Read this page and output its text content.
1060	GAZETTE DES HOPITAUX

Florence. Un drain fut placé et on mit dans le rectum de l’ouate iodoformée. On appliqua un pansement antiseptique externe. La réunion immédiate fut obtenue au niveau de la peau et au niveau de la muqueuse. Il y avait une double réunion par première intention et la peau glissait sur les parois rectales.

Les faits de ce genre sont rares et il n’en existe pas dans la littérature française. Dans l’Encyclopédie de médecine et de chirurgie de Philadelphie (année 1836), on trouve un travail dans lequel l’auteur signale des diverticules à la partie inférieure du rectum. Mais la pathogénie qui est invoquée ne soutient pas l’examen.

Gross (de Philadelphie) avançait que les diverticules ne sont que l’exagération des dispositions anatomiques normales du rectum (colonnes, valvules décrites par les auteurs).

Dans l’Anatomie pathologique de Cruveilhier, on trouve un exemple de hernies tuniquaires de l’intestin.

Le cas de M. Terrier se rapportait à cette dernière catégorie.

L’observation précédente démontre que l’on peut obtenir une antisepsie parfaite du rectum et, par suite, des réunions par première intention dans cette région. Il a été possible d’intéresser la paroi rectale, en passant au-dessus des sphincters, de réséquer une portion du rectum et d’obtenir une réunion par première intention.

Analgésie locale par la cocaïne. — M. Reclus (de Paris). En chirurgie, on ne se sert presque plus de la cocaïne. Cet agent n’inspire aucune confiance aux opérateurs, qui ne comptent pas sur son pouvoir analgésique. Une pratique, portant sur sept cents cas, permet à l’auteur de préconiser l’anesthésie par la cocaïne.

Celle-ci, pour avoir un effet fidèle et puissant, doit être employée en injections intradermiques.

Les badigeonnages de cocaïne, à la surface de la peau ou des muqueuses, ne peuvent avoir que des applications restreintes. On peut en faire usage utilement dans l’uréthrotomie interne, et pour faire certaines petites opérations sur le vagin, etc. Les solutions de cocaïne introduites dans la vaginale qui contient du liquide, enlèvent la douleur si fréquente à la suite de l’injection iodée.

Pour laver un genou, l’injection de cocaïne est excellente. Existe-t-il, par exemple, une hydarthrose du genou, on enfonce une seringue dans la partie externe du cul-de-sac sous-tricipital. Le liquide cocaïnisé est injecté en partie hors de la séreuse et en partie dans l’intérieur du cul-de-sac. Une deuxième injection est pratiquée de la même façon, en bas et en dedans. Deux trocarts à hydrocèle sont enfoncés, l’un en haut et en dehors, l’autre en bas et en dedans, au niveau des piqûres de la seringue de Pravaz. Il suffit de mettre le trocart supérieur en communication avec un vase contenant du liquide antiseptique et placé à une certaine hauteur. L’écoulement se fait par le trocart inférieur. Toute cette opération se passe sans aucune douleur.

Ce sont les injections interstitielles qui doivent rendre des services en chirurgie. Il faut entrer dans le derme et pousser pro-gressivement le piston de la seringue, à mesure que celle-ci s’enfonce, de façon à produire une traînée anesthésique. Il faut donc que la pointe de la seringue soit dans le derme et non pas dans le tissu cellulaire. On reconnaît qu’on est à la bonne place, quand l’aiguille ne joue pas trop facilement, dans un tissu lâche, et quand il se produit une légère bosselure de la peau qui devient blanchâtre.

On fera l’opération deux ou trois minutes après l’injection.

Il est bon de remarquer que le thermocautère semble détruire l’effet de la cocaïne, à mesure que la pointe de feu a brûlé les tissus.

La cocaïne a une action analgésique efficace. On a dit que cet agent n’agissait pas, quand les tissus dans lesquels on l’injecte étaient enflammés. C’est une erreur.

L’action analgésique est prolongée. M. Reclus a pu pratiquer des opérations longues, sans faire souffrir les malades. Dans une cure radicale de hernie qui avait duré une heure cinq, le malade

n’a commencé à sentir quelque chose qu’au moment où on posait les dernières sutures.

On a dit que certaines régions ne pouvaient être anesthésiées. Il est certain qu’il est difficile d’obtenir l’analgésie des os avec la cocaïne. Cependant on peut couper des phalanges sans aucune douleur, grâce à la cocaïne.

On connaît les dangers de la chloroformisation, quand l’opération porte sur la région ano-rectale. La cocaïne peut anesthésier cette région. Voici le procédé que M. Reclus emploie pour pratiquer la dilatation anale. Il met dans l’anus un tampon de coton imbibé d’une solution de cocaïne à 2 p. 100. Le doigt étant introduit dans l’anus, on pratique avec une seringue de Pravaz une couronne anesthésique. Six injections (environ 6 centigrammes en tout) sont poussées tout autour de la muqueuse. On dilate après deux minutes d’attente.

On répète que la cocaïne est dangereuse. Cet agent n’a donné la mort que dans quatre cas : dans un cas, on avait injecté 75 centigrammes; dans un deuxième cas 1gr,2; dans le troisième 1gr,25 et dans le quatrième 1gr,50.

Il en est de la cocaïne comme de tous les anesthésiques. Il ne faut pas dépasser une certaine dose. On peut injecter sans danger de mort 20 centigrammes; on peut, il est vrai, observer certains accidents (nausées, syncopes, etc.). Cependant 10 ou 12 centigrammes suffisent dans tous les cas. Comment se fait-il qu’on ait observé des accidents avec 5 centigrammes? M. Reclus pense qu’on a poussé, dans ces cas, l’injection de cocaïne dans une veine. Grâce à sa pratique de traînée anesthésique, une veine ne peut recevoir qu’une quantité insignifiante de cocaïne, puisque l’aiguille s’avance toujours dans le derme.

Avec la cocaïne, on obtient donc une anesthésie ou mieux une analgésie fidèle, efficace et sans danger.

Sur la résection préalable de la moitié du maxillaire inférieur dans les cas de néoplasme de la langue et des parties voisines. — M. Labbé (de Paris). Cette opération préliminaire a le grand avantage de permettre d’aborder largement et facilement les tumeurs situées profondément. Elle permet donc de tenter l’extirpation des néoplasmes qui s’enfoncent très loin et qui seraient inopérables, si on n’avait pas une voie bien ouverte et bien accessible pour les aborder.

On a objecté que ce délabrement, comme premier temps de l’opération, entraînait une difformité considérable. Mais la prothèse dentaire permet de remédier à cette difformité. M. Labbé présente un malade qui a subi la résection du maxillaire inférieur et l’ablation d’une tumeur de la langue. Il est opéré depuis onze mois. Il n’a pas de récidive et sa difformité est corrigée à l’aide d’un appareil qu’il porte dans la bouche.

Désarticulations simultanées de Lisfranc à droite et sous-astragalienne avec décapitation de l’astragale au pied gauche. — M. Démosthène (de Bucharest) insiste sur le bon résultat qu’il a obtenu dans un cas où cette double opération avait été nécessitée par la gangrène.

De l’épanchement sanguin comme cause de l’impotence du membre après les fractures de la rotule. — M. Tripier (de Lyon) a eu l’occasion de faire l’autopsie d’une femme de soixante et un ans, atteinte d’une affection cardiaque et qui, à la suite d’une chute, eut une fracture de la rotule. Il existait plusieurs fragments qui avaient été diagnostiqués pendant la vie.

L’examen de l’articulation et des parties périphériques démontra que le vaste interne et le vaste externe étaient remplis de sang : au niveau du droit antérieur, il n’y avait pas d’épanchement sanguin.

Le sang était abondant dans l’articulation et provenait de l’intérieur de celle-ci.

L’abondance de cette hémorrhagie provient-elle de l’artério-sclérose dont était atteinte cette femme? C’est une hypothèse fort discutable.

□ □ □

WHAT IS EXPECTED
Repeat the listing exactly, from its first line to its last.

TASK RESULT
Read this page and output its text content.
1060	GAZETTE DES HOPITAUX

Florence. Un drain fut placé et on mit dans le rectum de l’ouate iodoformée. On appliqua un pansement antiseptique externe. La réunion immédiate fut obtenue au niveau de la peau et au niveau de la muqueuse. Il y avait une double réunion par première intention et la peau glissait sur les parois rectales.

Les faits de ce genre sont rares et il n’en existe pas dans la littérature française. Dans l’Encyclopédie de médecine et de chirurgie de Philadelphie (année 1836), on trouve un travail dans lequel l’auteur signale des diverticules à la partie inférieure du rectum. Mais la pathogénie qui est invoquée ne soutient pas l’examen.

Gross (de Philadelphie) avançait que les diverticules ne sont que l’exagération des dispositions anatomiques normales du rectum (colonnes, valvules décrites par les auteurs).

Dans l’Anatomie pathologique de Cruveilhier, on trouve un exemple de hernies tuniquaires de l’intestin.

Le cas de M. Terrier se rapportait à cette dernière catégorie.

L’observation précédente démontre que l’on peut obtenir une antisepsie parfaite du rectum et, par suite, des réunions par première intention dans cette région. Il a été possible d’intéresser la paroi rectale, en passant au-dessus des sphincters, de réséquer une portion du rectum et d’obtenir une réunion par première intention.

Analgésie locale par la cocaïne. — M. Reclus (de Paris). En chirurgie, on ne se sert presque plus de la cocaïne. Cet agent n’inspire aucune confiance aux opérateurs, qui ne comptent pas sur son pouvoir analgésique. Une pratique, portant sur sept cents cas, permet à l’auteur de préconiser l’anesthésie par la cocaïne.

Celle-ci, pour avoir un effet fidèle et puissant, doit être employée en injections intradermiques.

Les badigeonnages de cocaïne, à la surface de la peau ou des muqueuses, ne peuvent avoir que des applications restreintes. On peut en faire usage utilement dans l’uréthrotomie interne, et pour faire certaines petites opérations sur le vagin, etc. Les solutions de cocaïne introduites dans la vaginale qui contient du liquide, enlèvent la douleur si fréquente à la suite de l’injection iodée.

Pour laver un genou, l’injection de cocaïne est excellente. Existe-t-il, par exemple, une hydarthrose du genou, on enfonce une seringue dans la partie externe du cul-de-sac sous-tricipital. Le liquide cocaïnisé est injecté en partie hors de la séreuse et en partie dans l’intérieur du cul-de-sac. Une deuxième injection est pratiquée de la même façon, en bas et en dedans. Deux trocarts à hydrocèle sont enfoncés, l’un en haut et en dehors, l’autre en bas et en dedans, au niveau des piqûres de la seringue de Pravaz. Il suffit de mettre le trocart supérieur en communication avec un vase contenant du liquide antiseptique et placé à une certaine hauteur. L’écoulement se fait par le trocart inférieur. Toute cette opération se passe sans aucune douleur.

Ce sont les injections interstitielles qui doivent rendre des services en chirurgie. Il faut entrer dans le derme et pousser pro-gressivement le piston de la seringue, à mesure que celle-ci s’enfonce, de façon à produire une traînée anesthésique. Il faut donc que la pointe de la seringue soit dans le derme et non pas dans le tissu cellulaire. On reconnaît qu’on est à la bonne place, quand l’aiguille ne joue pas trop facilement, dans un tissu lâche, et quand il se produit une légère bosselure de la peau qui devient blanchâtre.

On fera l’opération deux ou trois minutes après l’injection.

Il est bon de remarquer que le thermocautère semble détruire l’effet de la cocaïne, à mesure que la pointe de feu a brûlé les tissus.

La cocaïne a une action analgésique efficace. On a dit que cet agent n’agissait pas, quand les tissus dans lesquels on l’injecte étaient enflammés. C’est une erreur.

L’action analgésique est prolongée. M. Reclus a pu pratiquer des opérations longues, sans faire souffrir les malades. Dans une cure radicale de hernie qui avait duré une heure cinq, le malade

n’a commencé à sentir quelque chose qu’au moment où on posait les dernières sutures.

On a dit que certaines régions ne pouvaient être anesthésiées. Il est certain qu’il est difficile d’obtenir l’analgésie des os avec la cocaïne. Cependant on peut couper des phalanges sans aucune douleur, grâce à la cocaïne.

On connaît les dangers de la chloroformisation, quand l’opération porte sur la région ano-rectale. La cocaïne peut anesthésier cette région. Voici le procédé que M. Reclus emploie pour pratiquer la dilatation anale. Il met dans l’anus un tampon de coton imbibé d’une solution de cocaïne à 2 p. 100. Le doigt étant introduit dans l’anus, on pratique avec une seringue de Pravaz une couronne anesthésique. Six injections (environ 6 centigrammes en tout) sont poussées tout autour de la muqueuse. On dilate après deux minutes d’attente.

On répète que la cocaïne est dangereuse. Cet agent n’a donné la mort que dans quatre cas : dans un cas, on avait injecté 75 centigrammes; dans un deuxième cas 1gr,2; dans le troisième 1gr,25 et dans le quatrième 1gr,50.

Il en est de la cocaïne comme de tous les anesthésiques. Il ne faut pas dépasser une certaine dose. On peut injecter sans danger de mort 20 centigrammes; on peut, il est vrai, observer certains accidents (nausées, syncopes, etc.). Cependant 10 ou 12 centigrammes suffisent dans tous les cas. Comment se fait-il qu’on ait observé des accidents avec 5 centigrammes? M. Reclus pense qu’on a poussé, dans ces cas, l’injection de cocaïne dans une veine. Grâce à sa pratique de traînée anesthésique, une veine ne peut recevoir qu’une quantité insignifiante de cocaïne, puisque l’aiguille s’avance toujours dans le derme.

Avec la cocaïne, on obtient donc une anesthésie ou mieux une analgésie fidèle, efficace et sans danger.

Sur la résection préalable de la moitié du maxillaire inférieur dans les cas de néoplasme de la langue et des parties voisines. — M. Labbé (de Paris). Cette opération préliminaire a le grand avantage de permettre d’aborder largement et facilement les tumeurs situées profondément. Elle permet donc de tenter l’extirpation des néoplasmes qui s’enfoncent très loin et qui seraient inopérables, si on n’avait pas une voie bien ouverte et bien accessible pour les aborder.

On a objecté que ce délabrement, comme premier temps de l’opération, entraînait une difformité considérable. Mais la prothèse dentaire permet de remédier à cette difformité. M. Labbé présente un malade qui a subi la résection du maxillaire inférieur et l’ablation d’une tumeur de la langue. Il est opéré depuis onze mois. Il n’a pas de récidive et sa difformité est corrigée à l’aide d’un appareil qu’il porte dans la bouche.

Désarticulations simultanées de Lisfranc à droite et sous-astragalienne avec décapitation de l’astragale au pied gauche. — M. Démosthène (de Bucharest) insiste sur le bon résultat qu’il a obtenu dans un cas où cette double opération avait été nécessitée par la gangrène.

De l’épanchement sanguin comme cause de l’impotence du membre après les fractures de la rotule. — M. Tripier (de Lyon) a eu l’occasion de faire l’autopsie d’une femme de soixante et un ans, atteinte d’une affection cardiaque et qui, à la suite d’une chute, eut une fracture de la rotule. Il existait plusieurs fragments qui avaient été diagnostiqués pendant la vie.

L’examen de l’articulation et des parties périphériques démontra que le vaste interne et le vaste externe étaient remplis de sang : au niveau du droit antérieur, il n’y avait pas d’épanchement sanguin.

Le sang était abondant dans l’articulation et provenait de l’intérieur de celle-ci.

L’abondance de cette hémorrhagie provient-elle de l’artério-sclérose dont était atteinte cette femme? C’est une hypothèse fort discutable.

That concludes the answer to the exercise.